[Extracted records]
┄┄┄┄┄┄

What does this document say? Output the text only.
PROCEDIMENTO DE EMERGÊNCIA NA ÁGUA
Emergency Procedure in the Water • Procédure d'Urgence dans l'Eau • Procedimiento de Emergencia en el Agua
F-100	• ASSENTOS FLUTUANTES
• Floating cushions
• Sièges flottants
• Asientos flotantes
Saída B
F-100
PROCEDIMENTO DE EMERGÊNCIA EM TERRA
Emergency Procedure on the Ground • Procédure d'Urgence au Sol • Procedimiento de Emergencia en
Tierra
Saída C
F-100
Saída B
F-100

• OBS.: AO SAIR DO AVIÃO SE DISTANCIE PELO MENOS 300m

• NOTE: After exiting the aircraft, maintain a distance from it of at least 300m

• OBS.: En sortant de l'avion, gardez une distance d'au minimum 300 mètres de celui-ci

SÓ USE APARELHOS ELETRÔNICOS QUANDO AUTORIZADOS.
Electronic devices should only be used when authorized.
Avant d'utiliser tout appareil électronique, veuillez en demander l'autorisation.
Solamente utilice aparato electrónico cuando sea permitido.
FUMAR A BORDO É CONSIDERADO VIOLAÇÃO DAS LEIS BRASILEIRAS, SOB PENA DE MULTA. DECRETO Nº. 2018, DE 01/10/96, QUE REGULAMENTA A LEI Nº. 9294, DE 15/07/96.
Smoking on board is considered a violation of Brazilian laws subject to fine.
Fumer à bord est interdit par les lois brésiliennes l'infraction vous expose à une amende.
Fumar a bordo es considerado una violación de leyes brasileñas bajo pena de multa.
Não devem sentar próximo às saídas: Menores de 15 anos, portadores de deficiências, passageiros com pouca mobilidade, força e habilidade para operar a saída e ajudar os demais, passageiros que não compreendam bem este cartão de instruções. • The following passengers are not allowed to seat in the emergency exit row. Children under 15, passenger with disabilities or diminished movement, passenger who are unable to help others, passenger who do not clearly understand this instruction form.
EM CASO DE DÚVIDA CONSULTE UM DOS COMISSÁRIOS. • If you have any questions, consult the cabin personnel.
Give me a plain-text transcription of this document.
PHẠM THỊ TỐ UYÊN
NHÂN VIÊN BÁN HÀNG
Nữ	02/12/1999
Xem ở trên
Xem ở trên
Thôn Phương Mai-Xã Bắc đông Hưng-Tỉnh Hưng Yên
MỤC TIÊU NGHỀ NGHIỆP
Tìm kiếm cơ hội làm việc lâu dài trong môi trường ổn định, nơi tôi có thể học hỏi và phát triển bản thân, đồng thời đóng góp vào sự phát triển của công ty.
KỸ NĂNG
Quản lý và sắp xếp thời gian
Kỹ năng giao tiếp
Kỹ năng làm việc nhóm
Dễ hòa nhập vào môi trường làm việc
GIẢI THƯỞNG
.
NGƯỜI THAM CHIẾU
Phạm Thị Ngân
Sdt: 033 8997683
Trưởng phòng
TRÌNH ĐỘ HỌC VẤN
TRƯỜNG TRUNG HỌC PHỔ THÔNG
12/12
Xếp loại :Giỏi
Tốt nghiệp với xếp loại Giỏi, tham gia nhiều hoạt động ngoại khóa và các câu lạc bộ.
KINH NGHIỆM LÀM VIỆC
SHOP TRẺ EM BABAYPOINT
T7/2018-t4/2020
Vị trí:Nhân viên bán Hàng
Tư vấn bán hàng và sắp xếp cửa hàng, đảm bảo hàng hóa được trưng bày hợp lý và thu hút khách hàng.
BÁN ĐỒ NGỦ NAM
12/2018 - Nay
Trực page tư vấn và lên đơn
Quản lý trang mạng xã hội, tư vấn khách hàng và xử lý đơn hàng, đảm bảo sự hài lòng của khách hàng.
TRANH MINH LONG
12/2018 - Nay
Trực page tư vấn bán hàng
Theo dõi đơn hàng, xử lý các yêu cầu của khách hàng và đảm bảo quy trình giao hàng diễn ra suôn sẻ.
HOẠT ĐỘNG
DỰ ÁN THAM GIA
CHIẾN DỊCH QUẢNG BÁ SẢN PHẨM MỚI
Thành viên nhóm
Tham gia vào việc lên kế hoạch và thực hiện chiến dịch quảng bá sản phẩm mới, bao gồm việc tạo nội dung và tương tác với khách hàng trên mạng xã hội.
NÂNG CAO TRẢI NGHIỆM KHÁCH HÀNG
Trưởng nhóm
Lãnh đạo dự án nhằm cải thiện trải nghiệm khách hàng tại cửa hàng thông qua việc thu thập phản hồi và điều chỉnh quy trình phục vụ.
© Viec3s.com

┄┄┄┄┄┄

# WORK REQUIRED
Above are lines of data; state how many of them contain the word "EMERGÊNCIA", with no other output.

# ANSWER
2